**Dataset rows**.
'''
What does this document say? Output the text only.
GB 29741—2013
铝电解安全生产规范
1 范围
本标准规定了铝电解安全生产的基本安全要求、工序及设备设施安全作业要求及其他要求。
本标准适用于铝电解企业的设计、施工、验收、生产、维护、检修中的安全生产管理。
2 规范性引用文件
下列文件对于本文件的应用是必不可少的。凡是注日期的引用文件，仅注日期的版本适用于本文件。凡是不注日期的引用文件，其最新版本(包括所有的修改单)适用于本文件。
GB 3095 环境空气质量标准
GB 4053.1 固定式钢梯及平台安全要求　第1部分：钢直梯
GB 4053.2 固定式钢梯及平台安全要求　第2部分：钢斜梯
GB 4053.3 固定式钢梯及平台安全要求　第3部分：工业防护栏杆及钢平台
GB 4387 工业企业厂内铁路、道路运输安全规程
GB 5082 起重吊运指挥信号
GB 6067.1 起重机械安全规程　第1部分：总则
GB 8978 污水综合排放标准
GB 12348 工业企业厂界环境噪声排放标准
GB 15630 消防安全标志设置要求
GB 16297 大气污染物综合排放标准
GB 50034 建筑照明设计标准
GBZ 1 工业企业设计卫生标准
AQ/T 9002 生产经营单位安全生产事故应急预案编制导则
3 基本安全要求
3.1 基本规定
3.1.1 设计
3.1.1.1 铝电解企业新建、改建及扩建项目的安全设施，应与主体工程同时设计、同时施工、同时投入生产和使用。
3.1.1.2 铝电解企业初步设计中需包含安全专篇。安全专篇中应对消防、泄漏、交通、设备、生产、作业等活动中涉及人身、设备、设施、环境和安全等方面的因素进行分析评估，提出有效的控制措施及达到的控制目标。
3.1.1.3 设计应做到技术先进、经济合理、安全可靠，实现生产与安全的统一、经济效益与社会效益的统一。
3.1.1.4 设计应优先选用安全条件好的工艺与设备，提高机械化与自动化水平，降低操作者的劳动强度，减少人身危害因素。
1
'''
**What to work on**. Reproduce all data above, unchanged.

**Exercise solution**.
What does this document say? Output the text only.
GB 29741—2013
铝电解安全生产规范
1 范围
本标准规定了铝电解安全生产的基本安全要求、工序及设备设施安全作业要求及其他要求。
本标准适用于铝电解企业的设计、施工、验收、生产、维护、检修中的安全生产管理。
2 规范性引用文件
下列文件对于本文件的应用是必不可少的。凡是注日期的引用文件，仅注日期的版本适用于本文件。凡是不注日期的引用文件，其最新版本(包括所有的修改单)适用于本文件。
GB 3095 环境空气质量标准
GB 4053.1 固定式钢梯及平台安全要求　第1部分：钢直梯
GB 4053.2 固定式钢梯及平台安全要求　第2部分：钢斜梯
GB 4053.3 固定式钢梯及平台安全要求　第3部分：工业防护栏杆及钢平台
GB 4387 工业企业厂内铁路、道路运输安全规程
GB 5082 起重吊运指挥信号
GB 6067.1 起重机械安全规程　第1部分：总则
GB 8978 污水综合排放标准
GB 12348 工业企业厂界环境噪声排放标准
GB 15630 消防安全标志设置要求
GB 16297 大气污染物综合排放标准
GB 50034 建筑照明设计标准
GBZ 1 工业企业设计卫生标准
AQ/T 9002 生产经营单位安全生产事故应急预案编制导则
3 基本安全要求
3.1 基本规定
3.1.1 设计
3.1.1.1 铝电解企业新建、改建及扩建项目的安全设施，应与主体工程同时设计、同时施工、同时投入生产和使用。
3.1.1.2 铝电解企业初步设计中需包含安全专篇。安全专篇中应对消防、泄漏、交通、设备、生产、作业等活动中涉及人身、设备、设施、环境和安全等方面的因素进行分析评估，提出有效的控制措施及达到的控制目标。
3.1.1.3 设计应做到技术先进、经济合理、安全可靠，实现生产与安全的统一、经济效益与社会效益的统一。
3.1.1.4 设计应优先选用安全条件好的工艺与设备，提高机械化与自动化水平，降低操作者的劳动强度，减少人身危害因素。
1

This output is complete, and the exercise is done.